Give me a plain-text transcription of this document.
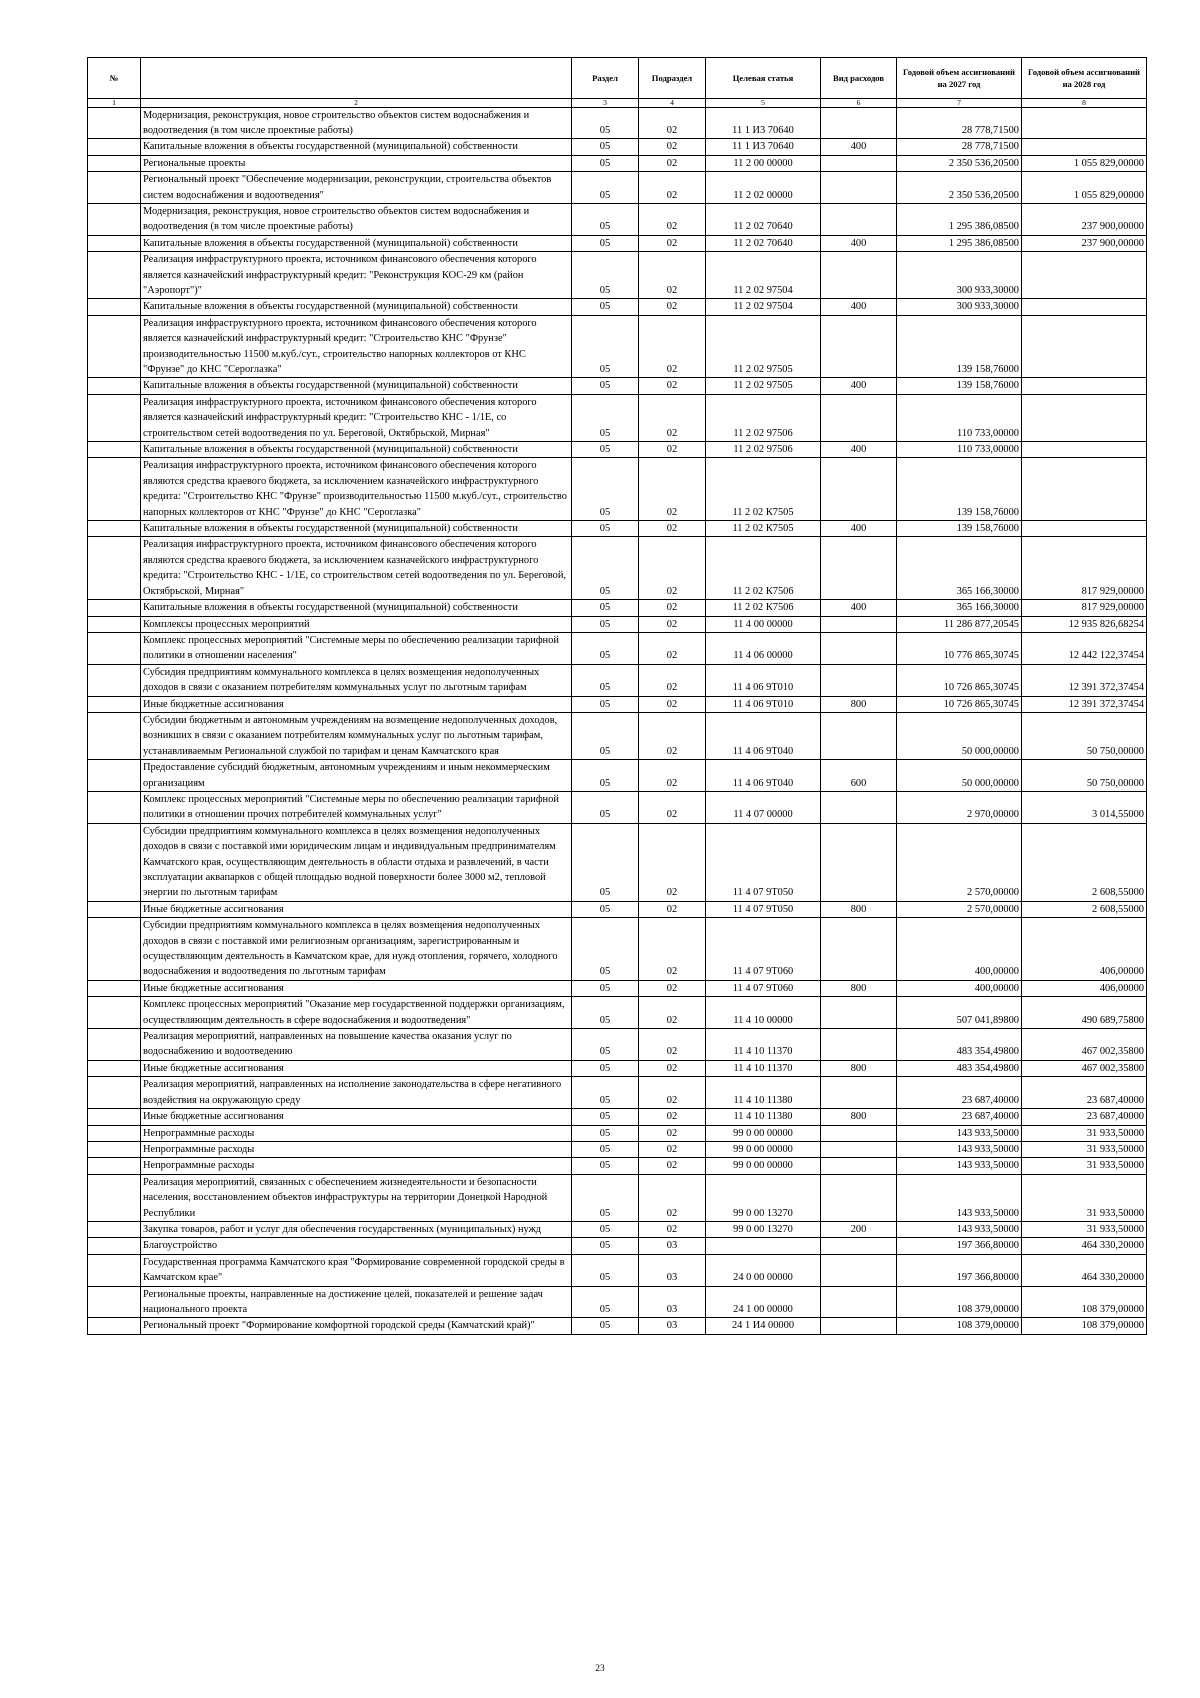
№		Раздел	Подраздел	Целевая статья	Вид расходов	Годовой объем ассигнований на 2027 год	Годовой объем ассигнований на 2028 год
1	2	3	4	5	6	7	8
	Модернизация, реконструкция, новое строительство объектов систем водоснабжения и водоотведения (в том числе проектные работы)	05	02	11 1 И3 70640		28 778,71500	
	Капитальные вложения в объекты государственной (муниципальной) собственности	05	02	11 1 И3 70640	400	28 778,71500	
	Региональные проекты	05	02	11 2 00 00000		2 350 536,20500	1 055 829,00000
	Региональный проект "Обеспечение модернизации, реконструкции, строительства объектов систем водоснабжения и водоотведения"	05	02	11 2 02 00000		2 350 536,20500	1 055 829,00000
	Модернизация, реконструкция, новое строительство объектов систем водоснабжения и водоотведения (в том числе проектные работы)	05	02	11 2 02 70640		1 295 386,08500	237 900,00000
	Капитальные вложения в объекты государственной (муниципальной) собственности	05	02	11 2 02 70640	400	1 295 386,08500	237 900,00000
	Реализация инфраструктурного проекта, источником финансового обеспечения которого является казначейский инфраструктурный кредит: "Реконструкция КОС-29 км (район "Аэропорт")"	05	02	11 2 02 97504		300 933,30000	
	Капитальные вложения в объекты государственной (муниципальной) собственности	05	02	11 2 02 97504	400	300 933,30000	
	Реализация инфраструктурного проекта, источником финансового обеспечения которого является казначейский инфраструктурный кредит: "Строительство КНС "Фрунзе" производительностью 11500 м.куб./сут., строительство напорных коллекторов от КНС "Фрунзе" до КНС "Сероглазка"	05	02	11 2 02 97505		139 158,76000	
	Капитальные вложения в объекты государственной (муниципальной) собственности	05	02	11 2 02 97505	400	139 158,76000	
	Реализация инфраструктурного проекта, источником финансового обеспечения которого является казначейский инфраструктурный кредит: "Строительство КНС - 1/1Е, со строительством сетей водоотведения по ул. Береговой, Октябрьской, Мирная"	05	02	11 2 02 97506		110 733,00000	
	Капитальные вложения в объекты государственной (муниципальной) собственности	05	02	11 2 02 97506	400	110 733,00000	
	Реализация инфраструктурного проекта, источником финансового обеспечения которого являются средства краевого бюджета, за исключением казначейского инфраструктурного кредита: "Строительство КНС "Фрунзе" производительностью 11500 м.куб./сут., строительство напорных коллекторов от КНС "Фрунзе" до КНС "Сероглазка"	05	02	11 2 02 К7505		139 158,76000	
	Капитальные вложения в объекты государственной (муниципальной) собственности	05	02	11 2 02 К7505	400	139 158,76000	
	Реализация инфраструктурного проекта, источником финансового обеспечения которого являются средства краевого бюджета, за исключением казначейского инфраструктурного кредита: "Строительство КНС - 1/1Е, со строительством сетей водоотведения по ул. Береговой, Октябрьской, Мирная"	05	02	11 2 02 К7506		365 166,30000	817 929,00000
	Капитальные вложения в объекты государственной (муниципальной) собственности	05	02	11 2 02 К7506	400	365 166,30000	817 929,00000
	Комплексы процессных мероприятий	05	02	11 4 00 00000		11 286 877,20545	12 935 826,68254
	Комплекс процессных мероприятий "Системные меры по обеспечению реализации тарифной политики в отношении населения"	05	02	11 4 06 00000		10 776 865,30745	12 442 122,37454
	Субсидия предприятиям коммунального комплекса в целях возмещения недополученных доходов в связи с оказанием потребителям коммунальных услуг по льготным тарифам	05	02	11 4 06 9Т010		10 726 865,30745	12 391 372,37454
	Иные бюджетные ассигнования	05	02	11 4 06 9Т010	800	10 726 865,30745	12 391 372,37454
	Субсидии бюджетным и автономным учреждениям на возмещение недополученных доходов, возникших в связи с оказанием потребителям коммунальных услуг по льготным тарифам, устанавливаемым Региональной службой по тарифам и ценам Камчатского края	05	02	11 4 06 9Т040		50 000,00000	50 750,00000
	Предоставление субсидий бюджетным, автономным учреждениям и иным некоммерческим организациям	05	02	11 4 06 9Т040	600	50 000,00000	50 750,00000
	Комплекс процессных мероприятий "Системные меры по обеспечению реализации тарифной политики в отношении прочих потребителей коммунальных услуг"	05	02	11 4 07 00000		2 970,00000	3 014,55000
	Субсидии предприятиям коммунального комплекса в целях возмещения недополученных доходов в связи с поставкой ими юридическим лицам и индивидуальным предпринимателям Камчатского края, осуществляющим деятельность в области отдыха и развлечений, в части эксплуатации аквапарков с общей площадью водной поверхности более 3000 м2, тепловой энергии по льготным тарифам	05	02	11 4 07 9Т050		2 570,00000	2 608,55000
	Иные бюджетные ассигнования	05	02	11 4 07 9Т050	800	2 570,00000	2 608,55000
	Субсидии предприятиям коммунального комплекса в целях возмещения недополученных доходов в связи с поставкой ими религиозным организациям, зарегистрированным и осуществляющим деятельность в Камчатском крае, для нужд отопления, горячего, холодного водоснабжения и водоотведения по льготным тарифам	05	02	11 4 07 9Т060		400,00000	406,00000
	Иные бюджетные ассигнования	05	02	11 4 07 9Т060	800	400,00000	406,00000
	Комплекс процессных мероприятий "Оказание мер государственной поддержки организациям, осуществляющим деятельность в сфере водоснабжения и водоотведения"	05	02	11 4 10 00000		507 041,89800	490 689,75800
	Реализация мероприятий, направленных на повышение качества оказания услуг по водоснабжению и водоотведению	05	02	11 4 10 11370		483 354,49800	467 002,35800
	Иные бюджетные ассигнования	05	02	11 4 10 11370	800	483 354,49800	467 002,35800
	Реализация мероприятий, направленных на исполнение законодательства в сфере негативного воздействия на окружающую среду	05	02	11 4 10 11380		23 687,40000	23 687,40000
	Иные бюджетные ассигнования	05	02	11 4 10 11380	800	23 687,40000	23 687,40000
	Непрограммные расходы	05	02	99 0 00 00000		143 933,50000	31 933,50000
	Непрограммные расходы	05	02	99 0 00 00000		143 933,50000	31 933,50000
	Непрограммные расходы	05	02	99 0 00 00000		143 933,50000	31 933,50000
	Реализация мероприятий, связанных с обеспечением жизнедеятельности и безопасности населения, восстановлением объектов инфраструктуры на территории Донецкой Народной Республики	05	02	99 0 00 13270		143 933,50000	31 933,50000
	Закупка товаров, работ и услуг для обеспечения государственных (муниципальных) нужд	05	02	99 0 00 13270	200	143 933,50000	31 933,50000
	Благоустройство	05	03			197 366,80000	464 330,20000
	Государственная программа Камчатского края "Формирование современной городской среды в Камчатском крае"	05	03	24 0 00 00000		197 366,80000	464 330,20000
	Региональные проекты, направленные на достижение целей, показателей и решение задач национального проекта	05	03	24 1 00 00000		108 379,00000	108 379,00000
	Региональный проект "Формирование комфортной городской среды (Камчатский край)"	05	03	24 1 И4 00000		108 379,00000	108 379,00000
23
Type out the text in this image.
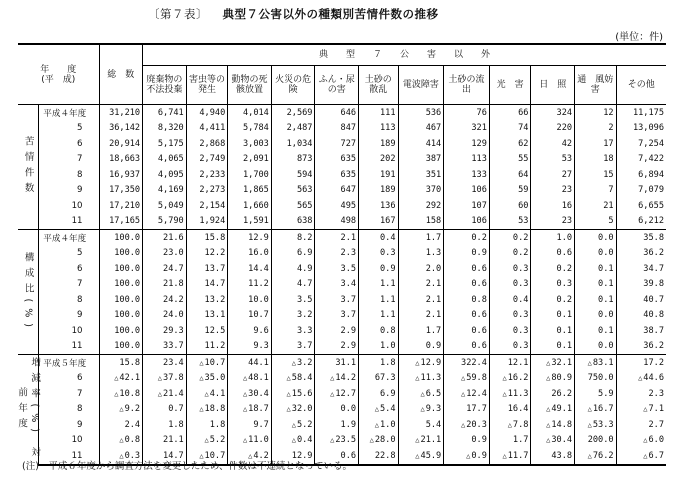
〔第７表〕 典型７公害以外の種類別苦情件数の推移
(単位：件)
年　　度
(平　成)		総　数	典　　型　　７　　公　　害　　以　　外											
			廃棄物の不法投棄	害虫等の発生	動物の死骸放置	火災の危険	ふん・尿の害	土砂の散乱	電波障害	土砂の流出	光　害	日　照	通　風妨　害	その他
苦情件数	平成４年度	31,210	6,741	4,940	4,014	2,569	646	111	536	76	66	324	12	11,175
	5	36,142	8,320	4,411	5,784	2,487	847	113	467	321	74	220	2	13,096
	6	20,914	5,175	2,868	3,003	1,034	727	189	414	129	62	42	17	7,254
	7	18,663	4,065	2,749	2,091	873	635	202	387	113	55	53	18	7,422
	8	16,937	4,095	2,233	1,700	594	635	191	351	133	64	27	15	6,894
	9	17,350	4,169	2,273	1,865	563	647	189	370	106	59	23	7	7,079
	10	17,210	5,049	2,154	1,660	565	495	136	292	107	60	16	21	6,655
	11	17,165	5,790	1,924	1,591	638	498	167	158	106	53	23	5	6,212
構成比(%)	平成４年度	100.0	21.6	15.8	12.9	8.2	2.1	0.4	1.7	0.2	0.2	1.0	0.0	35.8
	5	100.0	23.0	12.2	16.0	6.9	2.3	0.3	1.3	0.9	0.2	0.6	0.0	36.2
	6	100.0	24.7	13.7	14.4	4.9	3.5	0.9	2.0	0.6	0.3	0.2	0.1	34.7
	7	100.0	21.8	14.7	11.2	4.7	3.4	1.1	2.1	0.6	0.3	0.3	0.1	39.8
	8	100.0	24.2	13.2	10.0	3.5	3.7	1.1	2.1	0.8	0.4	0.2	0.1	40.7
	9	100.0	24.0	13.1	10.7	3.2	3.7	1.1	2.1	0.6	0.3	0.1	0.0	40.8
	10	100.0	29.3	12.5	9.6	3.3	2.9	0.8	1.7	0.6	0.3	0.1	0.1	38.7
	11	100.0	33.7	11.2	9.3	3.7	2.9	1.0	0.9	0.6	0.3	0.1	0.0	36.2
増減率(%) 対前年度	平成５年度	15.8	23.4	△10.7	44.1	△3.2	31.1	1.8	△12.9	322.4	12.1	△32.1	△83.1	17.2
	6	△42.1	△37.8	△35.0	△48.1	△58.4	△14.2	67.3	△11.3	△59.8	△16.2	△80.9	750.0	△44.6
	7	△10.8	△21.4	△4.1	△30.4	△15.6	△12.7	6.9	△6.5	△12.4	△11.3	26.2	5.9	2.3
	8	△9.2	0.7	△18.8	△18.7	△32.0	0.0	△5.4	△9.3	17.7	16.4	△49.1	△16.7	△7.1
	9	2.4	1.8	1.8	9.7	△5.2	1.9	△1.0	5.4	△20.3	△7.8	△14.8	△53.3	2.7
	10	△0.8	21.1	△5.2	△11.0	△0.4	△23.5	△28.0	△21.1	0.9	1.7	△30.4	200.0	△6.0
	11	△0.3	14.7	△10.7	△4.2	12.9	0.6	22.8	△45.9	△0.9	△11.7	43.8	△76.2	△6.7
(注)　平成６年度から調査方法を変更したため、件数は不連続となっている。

· · · · · · ·

● SHORT PROBLEM:
Read through the data and copy every line where "коллекторов" shows up.

● EXERCISE ANSWER:
	Реализация инфраструктурного проекта, источником финансового обеспечения которого является казначейский инфраструктурный кредит: "Строительство КНС "Фрунзе" производительностью 11500 м.куб./сут., строительство напорных коллекторов от КНС "Фрунзе" до КНС "Сероглазка"	05	02	11 2 02 97505		139 158,76000	
	Реализация инфраструктурного проекта, источником финансового обеспечения которого являются средства краевого бюджета, за исключением казначейского инфраструктурного кредита: "Строительство КНС "Фрунзе" производительностью 11500 м.куб./сут., строительство напорных коллекторов от КНС "Фрунзе" до КНС "Сероглазка"	05	02	11 2 02 К7505		139 158,76000	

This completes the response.